## [What you will do]
Output the data below in full, byte for byte. Nothing may differ.

(Entries taken from a collection)
....

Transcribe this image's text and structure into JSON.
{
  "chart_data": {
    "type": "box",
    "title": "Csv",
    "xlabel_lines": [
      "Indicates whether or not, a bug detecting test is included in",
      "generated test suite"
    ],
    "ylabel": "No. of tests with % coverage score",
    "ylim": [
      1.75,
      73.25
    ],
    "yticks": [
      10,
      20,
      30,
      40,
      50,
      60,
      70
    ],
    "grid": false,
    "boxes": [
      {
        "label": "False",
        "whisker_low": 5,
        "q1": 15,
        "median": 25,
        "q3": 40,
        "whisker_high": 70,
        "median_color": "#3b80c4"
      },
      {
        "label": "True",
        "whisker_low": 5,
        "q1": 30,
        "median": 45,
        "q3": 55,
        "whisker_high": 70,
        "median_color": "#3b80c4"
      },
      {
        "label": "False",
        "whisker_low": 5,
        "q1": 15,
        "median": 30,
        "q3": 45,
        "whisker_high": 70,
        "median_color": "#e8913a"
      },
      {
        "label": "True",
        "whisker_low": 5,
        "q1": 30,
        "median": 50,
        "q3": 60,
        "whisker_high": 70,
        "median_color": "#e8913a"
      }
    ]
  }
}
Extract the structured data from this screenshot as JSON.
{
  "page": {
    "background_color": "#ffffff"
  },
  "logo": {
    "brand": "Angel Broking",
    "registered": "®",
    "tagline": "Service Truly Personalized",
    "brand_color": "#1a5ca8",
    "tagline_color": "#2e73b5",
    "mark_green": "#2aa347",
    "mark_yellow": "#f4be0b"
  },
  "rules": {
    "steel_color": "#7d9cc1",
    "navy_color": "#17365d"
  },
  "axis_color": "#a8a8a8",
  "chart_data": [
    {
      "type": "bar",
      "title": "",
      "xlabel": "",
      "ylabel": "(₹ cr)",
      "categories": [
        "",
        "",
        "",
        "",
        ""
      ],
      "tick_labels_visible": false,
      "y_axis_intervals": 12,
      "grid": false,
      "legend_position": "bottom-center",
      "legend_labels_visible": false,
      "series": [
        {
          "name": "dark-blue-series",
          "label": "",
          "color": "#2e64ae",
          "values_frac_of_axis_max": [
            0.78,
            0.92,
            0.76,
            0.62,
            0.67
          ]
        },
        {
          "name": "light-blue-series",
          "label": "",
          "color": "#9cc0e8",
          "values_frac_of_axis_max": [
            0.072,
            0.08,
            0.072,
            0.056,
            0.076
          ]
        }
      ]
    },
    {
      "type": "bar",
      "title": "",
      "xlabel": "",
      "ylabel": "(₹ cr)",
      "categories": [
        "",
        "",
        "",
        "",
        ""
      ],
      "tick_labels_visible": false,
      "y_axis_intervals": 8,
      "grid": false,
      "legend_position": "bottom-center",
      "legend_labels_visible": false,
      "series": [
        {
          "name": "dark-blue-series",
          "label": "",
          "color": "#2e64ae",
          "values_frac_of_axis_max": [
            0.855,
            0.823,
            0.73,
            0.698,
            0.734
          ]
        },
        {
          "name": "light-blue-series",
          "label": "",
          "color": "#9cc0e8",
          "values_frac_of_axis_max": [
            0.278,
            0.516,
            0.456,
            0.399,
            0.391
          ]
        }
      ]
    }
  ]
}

....

## [The completed task]
Transcribe this image's text and structure into JSON.
{
  "chart_data": {
    "type": "box",
    "title": "Csv",
    "xlabel_lines": [
      "Indicates whether or not, a bug detecting test is included in",
      "generated test suite"
    ],
    "ylabel": "No. of tests with % coverage score",
    "ylim": [
      1.75,
      73.25
    ],
    "yticks": [
      10,
      20,
      30,
      40,
      50,
      60,
      70
    ],
    "grid": false,
    "boxes": [
      {
        "label": "False",
        "whisker_low": 5,
        "q1": 15,
        "median": 25,
        "q3": 40,
        "whisker_high": 70,
        "median_color": "#3b80c4"
      },
      {
        "label": "True",
        "whisker_low": 5,
        "q1": 30,
        "median": 45,
        "q3": 55,
        "whisker_high": 70,
        "median_color": "#3b80c4"
      },
      {
        "label": "False",
        "whisker_low": 5,
        "q1": 15,
        "median": 30,
        "q3": 45,
        "whisker_high": 70,
        "median_color": "#e8913a"
      },
      {
        "label": "True",
        "whisker_low": 5,
        "q1": 30,
        "median": 50,
        "q3": 60,
        "whisker_high": 70,
        "median_color": "#e8913a"
      }
    ]
  }
}
Extract the structured data from this screenshot as JSON.
{
  "page": {
    "background_color": "#ffffff"
  },
  "logo": {
    "brand": "Angel Broking",
    "registered": "®",
    "tagline": "Service Truly Personalized",
    "brand_color": "#1a5ca8",
    "tagline_color": "#2e73b5",
    "mark_green": "#2aa347",
    "mark_yellow": "#f4be0b"
  },
  "rules": {
    "steel_color": "#7d9cc1",
    "navy_color": "#17365d"
  },
  "axis_color": "#a8a8a8",
  "chart_data": [
    {
      "type": "bar",
      "title": "",
      "xlabel": "",
      "ylabel": "(₹ cr)",
      "categories": [
        "",
        "",
        "",
        "",
        ""
      ],
      "tick_labels_visible": false,
      "y_axis_intervals": 12,
      "grid": false,
      "legend_position": "bottom-center",
      "legend_labels_visible": false,
      "series": [
        {
          "name": "dark-blue-series",
          "label": "",
          "color": "#2e64ae",
          "values_frac_of_axis_max": [
            0.78,
            0.92,
            0.76,
            0.62,
            0.67
          ]
        },
        {
          "name": "light-blue-series",
          "label": "",
          "color": "#9cc0e8",
          "values_frac_of_axis_max": [
            0.072,
            0.08,
            0.072,
            0.056,
            0.076
          ]
        }
      ]
    },
    {
      "type": "bar",
      "title": "",
      "xlabel": "",
      "ylabel": "(₹ cr)",
      "categories": [
        "",
        "",
        "",
        "",
        ""
      ],
      "tick_labels_visible": false,
      "y_axis_intervals": 8,
      "grid": false,
      "legend_position": "bottom-center",
      "legend_labels_visible": false,
      "series": [
        {
          "name": "dark-blue-series",
          "label": "",
          "color": "#2e64ae",
          "values_frac_of_axis_max": [
            0.855,
            0.823,
            0.73,
            0.698,
            0.734
          ]
        },
        {
          "name": "light-blue-series",
          "label": "",
          "color": "#9cc0e8",
          "values_frac_of_axis_max": [
            0.278,
            0.516,
            0.456,
            0.399,
            0.391
          ]
        }
      ]
    }
  ]
}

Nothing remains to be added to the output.